**WHAT YOU HAVE TO DO**
Repeat the records below exactly as they appear.

[Collection entries]
--------------------
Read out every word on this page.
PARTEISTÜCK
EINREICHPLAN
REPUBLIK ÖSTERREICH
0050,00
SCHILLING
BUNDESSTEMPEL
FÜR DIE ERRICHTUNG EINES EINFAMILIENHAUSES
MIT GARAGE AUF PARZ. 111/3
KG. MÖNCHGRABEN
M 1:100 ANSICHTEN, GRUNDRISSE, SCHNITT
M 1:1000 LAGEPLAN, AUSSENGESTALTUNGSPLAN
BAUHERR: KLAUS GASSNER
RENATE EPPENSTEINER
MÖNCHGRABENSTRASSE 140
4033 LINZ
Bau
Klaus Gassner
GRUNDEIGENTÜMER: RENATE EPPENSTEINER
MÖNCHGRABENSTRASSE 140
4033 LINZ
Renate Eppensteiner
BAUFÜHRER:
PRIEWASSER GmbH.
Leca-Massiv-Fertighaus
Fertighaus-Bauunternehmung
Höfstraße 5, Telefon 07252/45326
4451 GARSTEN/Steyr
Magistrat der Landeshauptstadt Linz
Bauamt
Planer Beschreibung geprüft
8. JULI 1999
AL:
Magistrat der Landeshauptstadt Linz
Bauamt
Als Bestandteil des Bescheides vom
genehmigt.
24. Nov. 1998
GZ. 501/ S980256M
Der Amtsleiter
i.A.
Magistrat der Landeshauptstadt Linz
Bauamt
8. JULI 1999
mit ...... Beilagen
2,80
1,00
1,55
--------------------
**RESPONSE TO THIS TASK**
Read out every word on this page.
PARTEISTÜCK
EINREICHPLAN
REPUBLIK ÖSTERREICH
0050,00
SCHILLING
BUNDESSTEMPEL
FÜR DIE ERRICHTUNG EINES EINFAMILIENHAUSES
MIT GARAGE AUF PARZ. 111/3
KG. MÖNCHGRABEN
M 1:100 ANSICHTEN, GRUNDRISSE, SCHNITT
M 1:1000 LAGEPLAN, AUSSENGESTALTUNGSPLAN
BAUHERR: KLAUS GASSNER
RENATE EPPENSTEINER
MÖNCHGRABENSTRASSE 140
4033 LINZ
Bau
Klaus Gassner
GRUNDEIGENTÜMER: RENATE EPPENSTEINER
MÖNCHGRABENSTRASSE 140
4033 LINZ
Renate Eppensteiner
BAUFÜHRER:
PRIEWASSER GmbH.
Leca-Massiv-Fertighaus
Fertighaus-Bauunternehmung
Höfstraße 5, Telefon 07252/45326
4451 GARSTEN/Steyr
Magistrat der Landeshauptstadt Linz
Bauamt
Planer Beschreibung geprüft
8. JULI 1999
AL:
Magistrat der Landeshauptstadt Linz
Bauamt
Als Bestandteil des Bescheides vom
genehmigt.
24. Nov. 1998
GZ. 501/ S980256M
Der Amtsleiter
i.A.
Magistrat der Landeshauptstadt Linz
Bauamt
8. JULI 1999
mit ...... Beilagen
2,80
1,00
1,55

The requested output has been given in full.